* Start Provided data *

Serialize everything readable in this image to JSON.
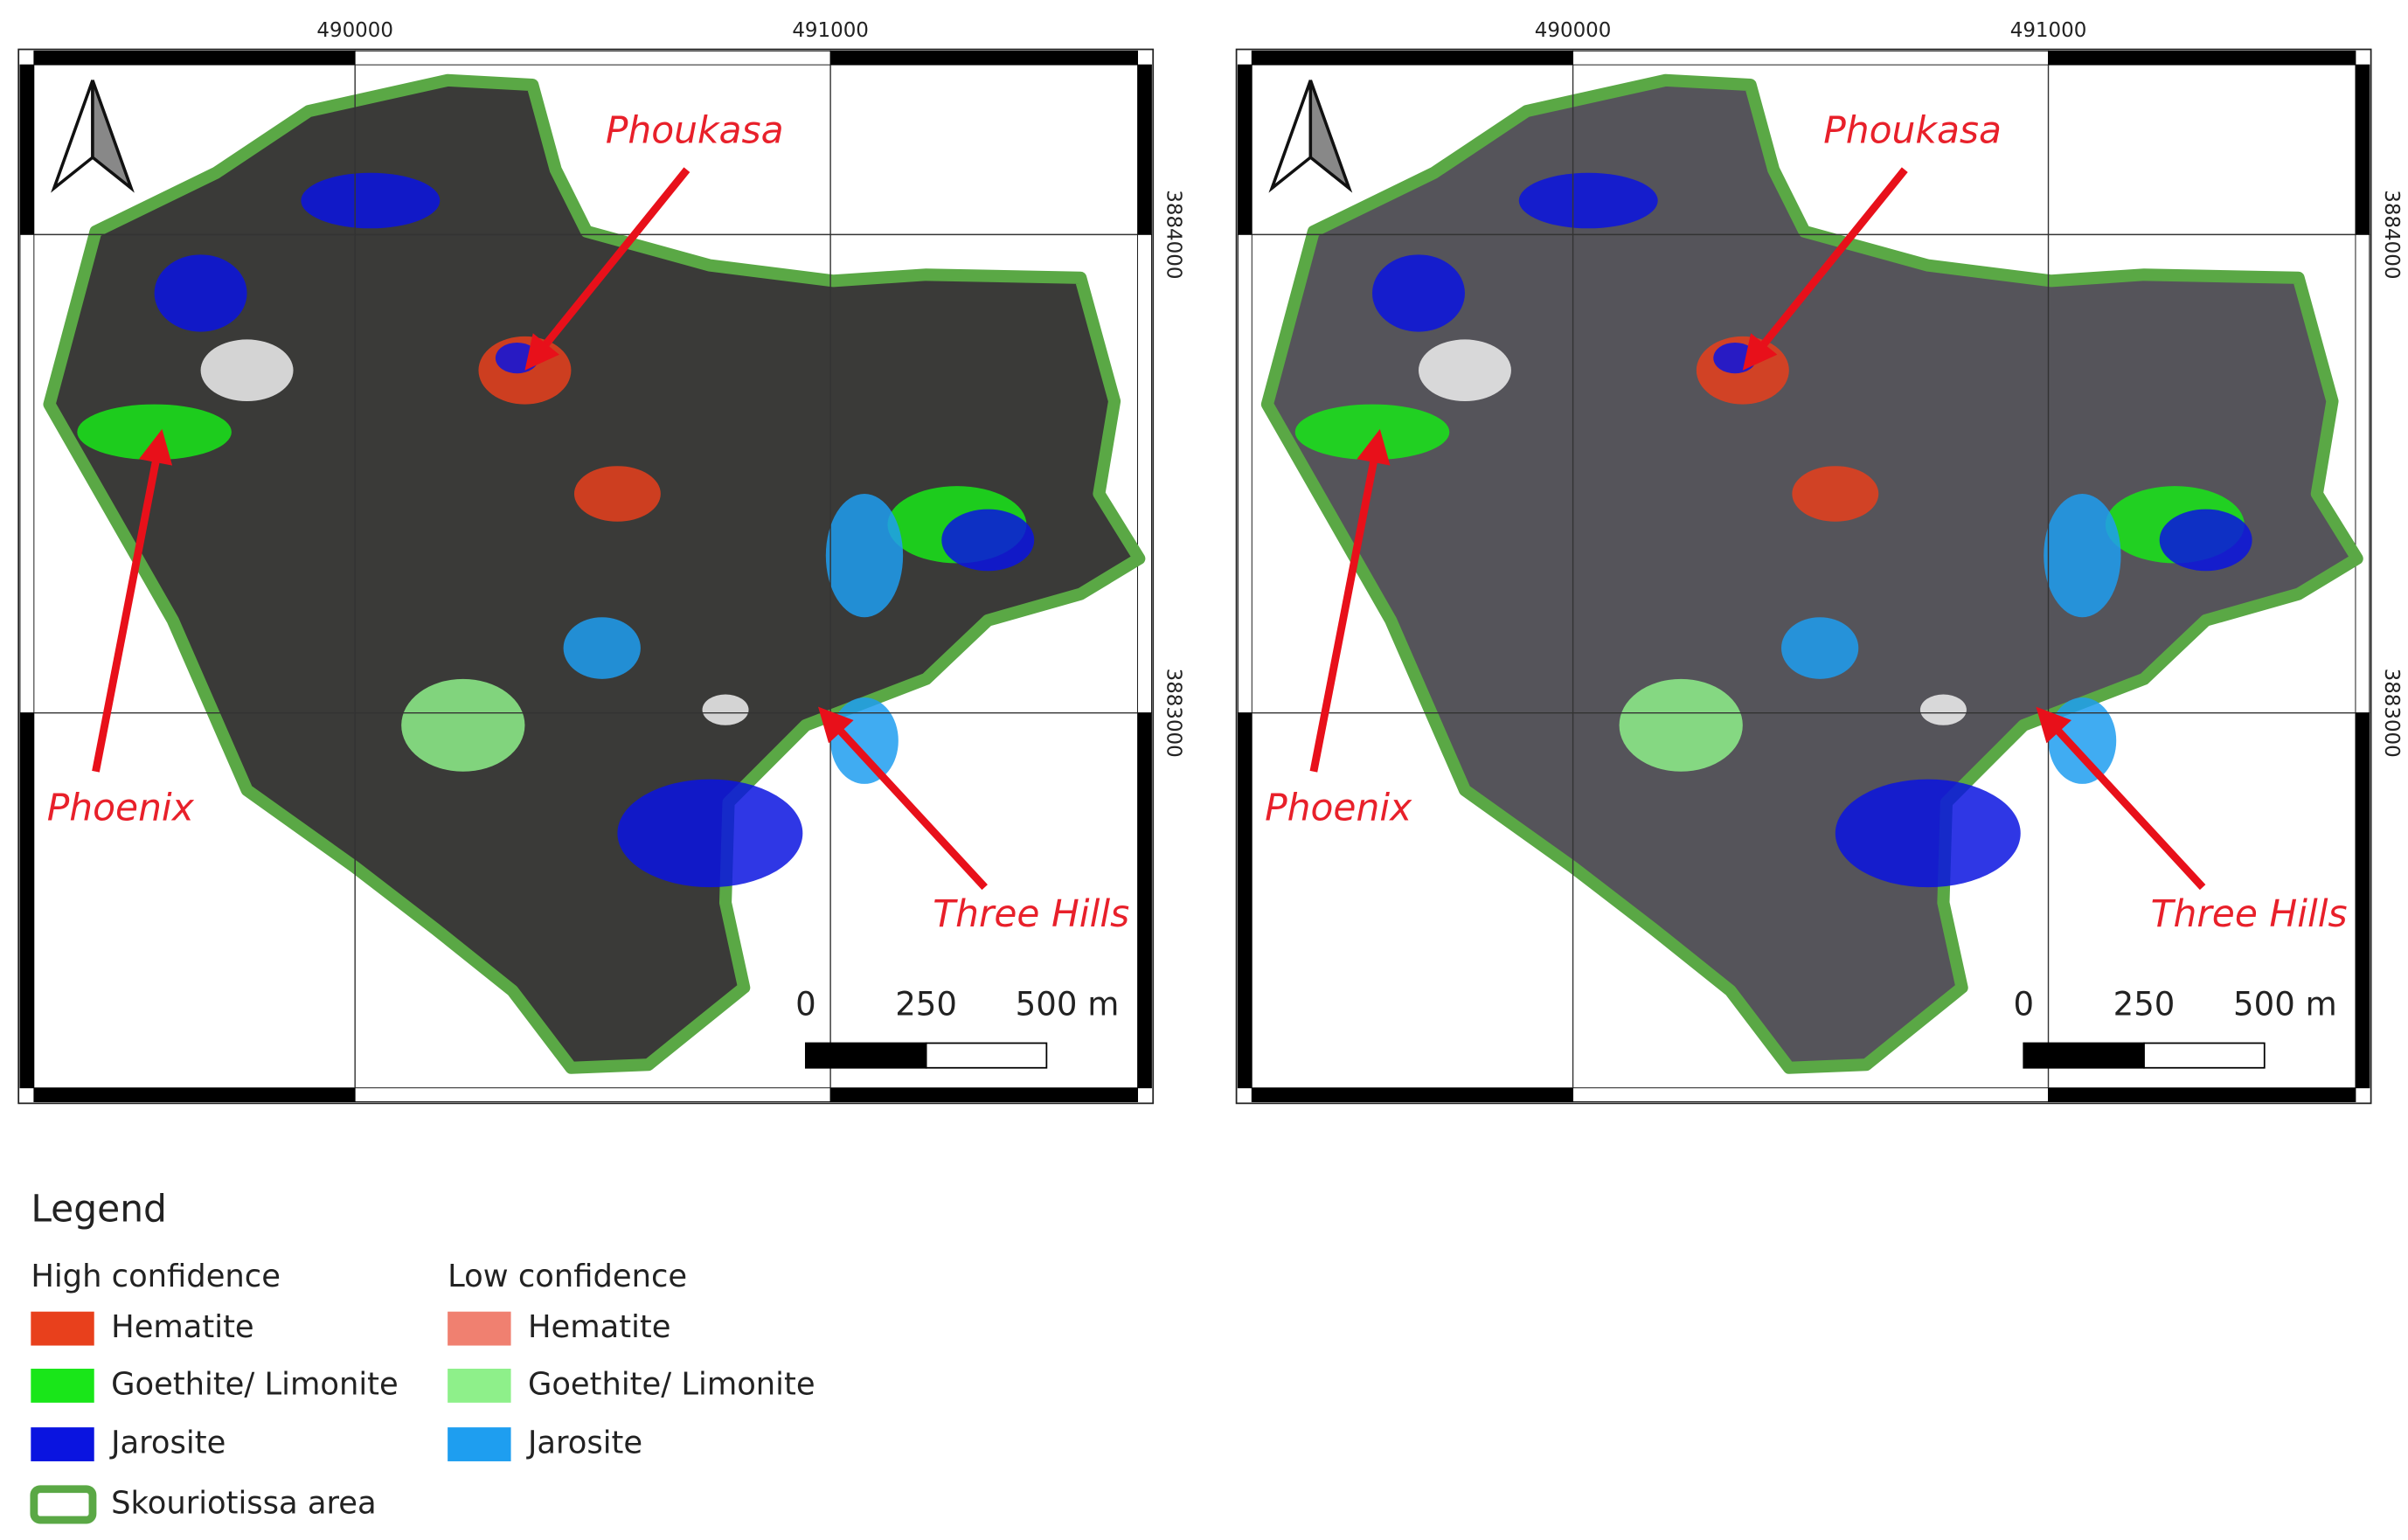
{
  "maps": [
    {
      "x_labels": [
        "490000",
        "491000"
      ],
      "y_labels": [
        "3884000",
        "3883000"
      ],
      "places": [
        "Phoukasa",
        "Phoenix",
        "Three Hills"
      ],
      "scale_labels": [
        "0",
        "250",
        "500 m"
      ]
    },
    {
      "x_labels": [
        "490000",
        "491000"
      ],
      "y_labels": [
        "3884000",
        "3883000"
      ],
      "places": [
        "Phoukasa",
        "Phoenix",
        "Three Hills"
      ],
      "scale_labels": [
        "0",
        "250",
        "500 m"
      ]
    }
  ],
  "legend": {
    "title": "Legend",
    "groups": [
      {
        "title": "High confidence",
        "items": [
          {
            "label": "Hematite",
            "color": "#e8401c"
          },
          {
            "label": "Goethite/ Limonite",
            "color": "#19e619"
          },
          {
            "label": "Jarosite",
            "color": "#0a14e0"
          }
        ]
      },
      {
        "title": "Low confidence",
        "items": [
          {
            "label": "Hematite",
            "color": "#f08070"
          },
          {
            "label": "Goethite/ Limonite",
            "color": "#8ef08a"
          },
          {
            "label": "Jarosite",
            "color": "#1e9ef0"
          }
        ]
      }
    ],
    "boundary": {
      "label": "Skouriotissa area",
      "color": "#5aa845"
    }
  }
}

* End Provided data *
* Start Provided data *

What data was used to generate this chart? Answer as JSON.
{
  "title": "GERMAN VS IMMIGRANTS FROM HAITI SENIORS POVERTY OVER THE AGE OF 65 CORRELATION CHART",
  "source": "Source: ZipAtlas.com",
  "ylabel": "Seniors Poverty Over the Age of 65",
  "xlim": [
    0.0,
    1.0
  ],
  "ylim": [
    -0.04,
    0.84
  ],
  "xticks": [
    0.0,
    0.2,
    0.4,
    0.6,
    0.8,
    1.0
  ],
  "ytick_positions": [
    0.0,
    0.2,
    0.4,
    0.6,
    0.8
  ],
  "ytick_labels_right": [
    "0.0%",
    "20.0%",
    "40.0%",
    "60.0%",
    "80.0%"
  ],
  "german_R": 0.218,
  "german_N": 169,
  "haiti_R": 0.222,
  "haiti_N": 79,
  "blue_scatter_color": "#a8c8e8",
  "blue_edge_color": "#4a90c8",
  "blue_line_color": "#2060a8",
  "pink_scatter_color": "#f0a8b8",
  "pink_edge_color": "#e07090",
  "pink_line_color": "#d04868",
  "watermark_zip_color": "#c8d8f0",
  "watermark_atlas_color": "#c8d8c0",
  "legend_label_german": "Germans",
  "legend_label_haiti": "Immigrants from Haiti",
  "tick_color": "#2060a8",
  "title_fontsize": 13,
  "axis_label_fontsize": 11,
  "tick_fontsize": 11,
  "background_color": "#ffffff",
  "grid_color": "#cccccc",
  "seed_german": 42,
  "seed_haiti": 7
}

* End Provided data *

Copy out each line of the records that holds the string "JSON".

Serialize everything readable in this image to JSON.
What data was used to generate this chart? Answer as JSON.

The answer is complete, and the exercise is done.